OBJECTIF 1:
D'après l'article sur les marchés immobiliers suisses, quelle société publie le Rapport semestriel « Immo-Monitoring » de printemps 2023 ?
OBJECTIF 2:
Reprenez l'article sur les marchés immobiliers suisses de « Des pistes de » à « les spécificités régionales. », en substituant « automne » à « printemps ».
OBJECTIF 3:
Poursuivez, s'il vous plaît, l'article sur le rapport immobilier suisse de Wüest Partner après sa dernière phrase.

ARTICLE:
□ □ □ □

Des pistes de réflexion pour prendre les bonnes décisions

5 Avr 2023 | Finance immobilière

Après la publication la semaine dernière de l’enquête exclusive de Wüest Partner pour le Journal de l’Immobilier (notre numéro 71, disponible sur www.jim.media), c’est le Rapport semestriel «Immo-Monitoring» de printemps 2023 qui vient de sortir. Très attendue par les acteurs de l’immobilier, cette étude de Wüest Partner SA présente des analyses et perspectives sur l’évolution des marchés immobiliers suisses. Les articles sont fondés sur des bases de données étendues et fournissent des conclusions pertinentes, tout en les nuançant selon les spécificités régionales.

□ □ □ □

DONNÉES:
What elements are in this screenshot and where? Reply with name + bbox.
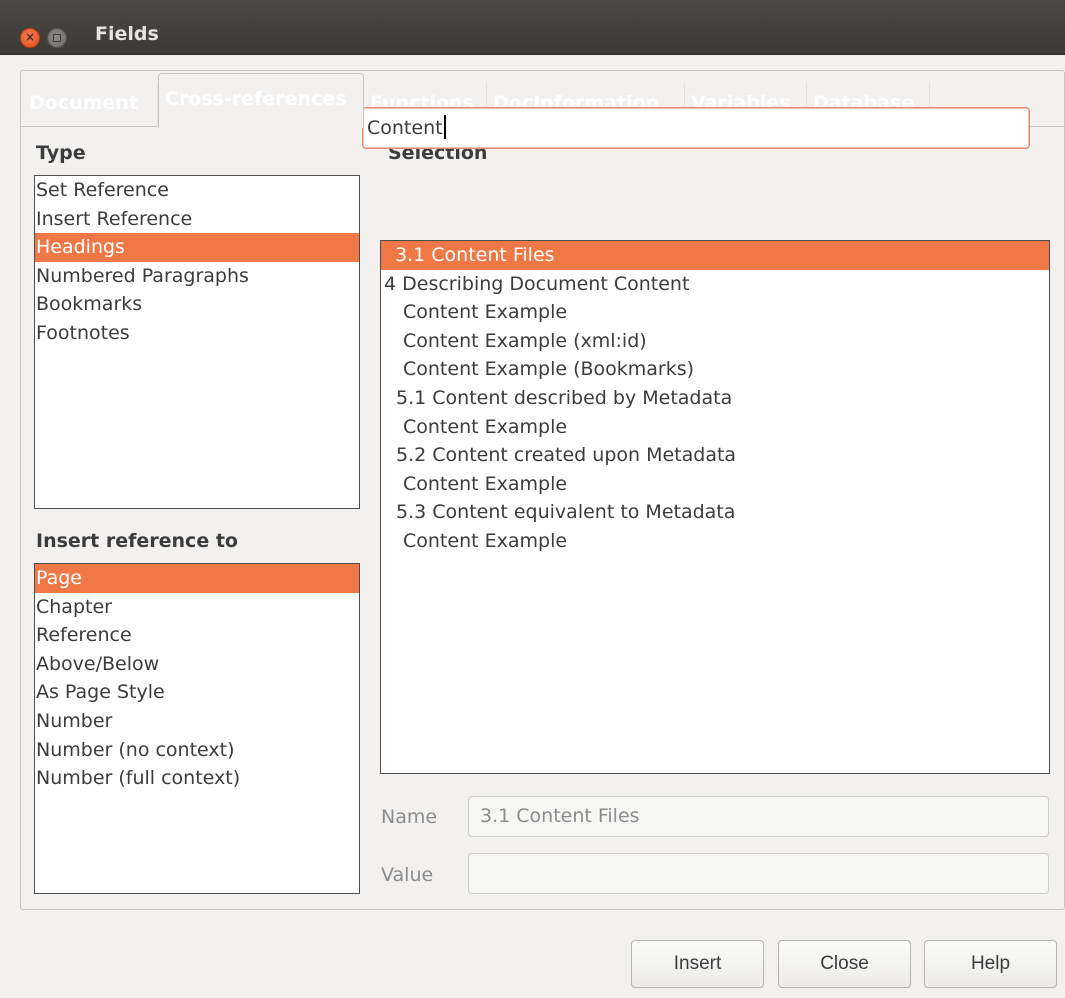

□ □ □ □

RÉPONSE RÉDIGÉE 1:
Wüest Partner SA.

RÉPONSE RÉDIGÉE 2:
Des pistes de réflexion pour prendre les bonnes décisions

5 Avr 2023 | Finance immobilière

Après la publication la semaine dernière de l’enquête exclusive de Wüest Partner pour le Journal de l’Immobilier (notre numéro 71, disponible sur www.jim.media), c’est le Rapport semestriel «Immo-Monitoring» de automne 2023 qui vient de sortir. Très attendue par les acteurs de l’immobilier, cette étude de Wüest Partner SA présente des analyses et perspectives sur l’évolution des marchés immobiliers suisses. Les articles sont fondés sur des bases de données étendues et fournissent des conclusions pertinentes, tout en les nuançant selon les spécificités régionales.

RÉPONSE RÉDIGÉE 3:
Le marché suisse du logement locatif reste tendu, avec un recul de 17,7% du nombre de logements locatifs proposés par rapport au même trimestre de l’année précédente. Cela s’explique par la faible activité de construction et par des changements multiples au niveau de la demande. L’année dernière, des permis de construire n’ont été délivrés que pour 42 200 logements, le chiffre le plus bas depuis 2003. Les exigences imposées aux nouveaux projets de construction en raison des prescriptions, des oppositions et des longs processus d’autorisation entravent la construction de grands projets. Une situation accentuée par la hausse des prix de la construction et des taux d’intérêt.
La forte demande de logement est en grande partie due à la croissance démographique dynamique, mais d’autres facteurs jouent également un rôle et peuvent varier fortement d’un canton à l’autre. Ainsi, le solde migratoire peut expliquer en moyenne 67% de la croissance du nombre de ménages et donc de la demande supplémentaire de logement. Le vieillissement de la population et l’augmentation de l’espérance de vie ont entraîné un besoin supplémentaire de logement de plus de 9%. L’augmentation de la prospérité et les tendances à l’individualisation sont responsables de près de 24% des nouveaux ménages créés.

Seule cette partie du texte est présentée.